» Data:

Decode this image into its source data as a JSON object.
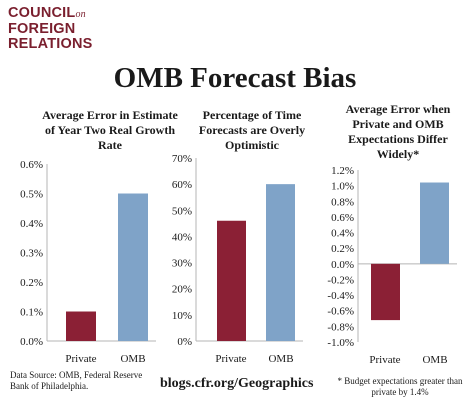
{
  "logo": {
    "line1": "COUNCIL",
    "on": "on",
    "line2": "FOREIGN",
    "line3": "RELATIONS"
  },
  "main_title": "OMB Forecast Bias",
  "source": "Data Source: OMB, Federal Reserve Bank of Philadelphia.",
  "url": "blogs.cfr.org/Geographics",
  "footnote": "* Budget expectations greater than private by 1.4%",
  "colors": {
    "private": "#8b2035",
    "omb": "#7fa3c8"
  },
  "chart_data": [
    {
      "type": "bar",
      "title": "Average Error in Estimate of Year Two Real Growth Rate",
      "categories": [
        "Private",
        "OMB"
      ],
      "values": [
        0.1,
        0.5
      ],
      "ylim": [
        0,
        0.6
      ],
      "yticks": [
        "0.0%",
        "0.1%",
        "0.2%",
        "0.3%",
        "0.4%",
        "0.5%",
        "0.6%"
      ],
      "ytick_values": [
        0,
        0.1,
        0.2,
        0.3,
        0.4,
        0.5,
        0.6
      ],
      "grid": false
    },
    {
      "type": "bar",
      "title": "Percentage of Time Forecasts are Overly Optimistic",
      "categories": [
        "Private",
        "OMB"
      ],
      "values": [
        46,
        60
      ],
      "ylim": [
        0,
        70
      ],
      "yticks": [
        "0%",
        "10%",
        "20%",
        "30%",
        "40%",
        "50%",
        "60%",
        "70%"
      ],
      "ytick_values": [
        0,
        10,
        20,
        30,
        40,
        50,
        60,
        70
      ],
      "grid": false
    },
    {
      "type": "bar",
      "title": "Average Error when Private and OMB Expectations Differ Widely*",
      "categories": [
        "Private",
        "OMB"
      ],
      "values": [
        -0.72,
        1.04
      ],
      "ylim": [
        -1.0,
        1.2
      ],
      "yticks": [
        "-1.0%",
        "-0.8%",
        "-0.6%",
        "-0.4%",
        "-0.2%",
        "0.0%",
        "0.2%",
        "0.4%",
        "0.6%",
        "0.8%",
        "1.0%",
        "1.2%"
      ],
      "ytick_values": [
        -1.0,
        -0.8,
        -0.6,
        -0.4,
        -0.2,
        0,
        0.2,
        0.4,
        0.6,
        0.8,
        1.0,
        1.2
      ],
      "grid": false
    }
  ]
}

» Stated exercise:
Reproduce the listing exactly. Leave its pictures out.

» Expected answer:
Decode this image into its source data as a JSON object.
{
  "logo": {
    "line1": "COUNCIL",
    "on": "on",
    "line2": "FOREIGN",
    "line3": "RELATIONS"
  },
  "main_title": "OMB Forecast Bias",
  "source": "Data Source: OMB, Federal Reserve Bank of Philadelphia.",
  "url": "blogs.cfr.org/Geographics",
  "footnote": "* Budget expectations greater than private by 1.4%",
  "colors": {
    "private": "#8b2035",
    "omb": "#7fa3c8"
  },
  "chart_data": [
    {
      "type": "bar",
      "title": "Average Error in Estimate of Year Two Real Growth Rate",
      "categories": [
        "Private",
        "OMB"
      ],
      "values": [
        0.1,
        0.5
      ],
      "ylim": [
        0,
        0.6
      ],
      "yticks": [
        "0.0%",
        "0.1%",
        "0.2%",
        "0.3%",
        "0.4%",
        "0.5%",
        "0.6%"
      ],
      "ytick_values": [
        0,
        0.1,
        0.2,
        0.3,
        0.4,
        0.5,
        0.6
      ],
      "grid": false
    },
    {
      "type": "bar",
      "title": "Percentage of Time Forecasts are Overly Optimistic",
      "categories": [
        "Private",
        "OMB"
      ],
      "values": [
        46,
        60
      ],
      "ylim": [
        0,
        70
      ],
      "yticks": [
        "0%",
        "10%",
        "20%",
        "30%",
        "40%",
        "50%",
        "60%",
        "70%"
      ],
      "ytick_values": [
        0,
        10,
        20,
        30,
        40,
        50,
        60,
        70
      ],
      "grid": false
    },
    {
      "type": "bar",
      "title": "Average Error when Private and OMB Expectations Differ Widely*",
      "categories": [
        "Private",
        "OMB"
      ],
      "values": [
        -0.72,
        1.04
      ],
      "ylim": [
        -1.0,
        1.2
      ],
      "yticks": [
        "-1.0%",
        "-0.8%",
        "-0.6%",
        "-0.4%",
        "-0.2%",
        "0.0%",
        "0.2%",
        "0.4%",
        "0.6%",
        "0.8%",
        "1.0%",
        "1.2%"
      ],
      "ytick_values": [
        -1.0,
        -0.8,
        -0.6,
        -0.4,
        -0.2,
        0,
        0.2,
        0.4,
        0.6,
        0.8,
        1.0,
        1.2
      ],
      "grid": false
    }
  ]
}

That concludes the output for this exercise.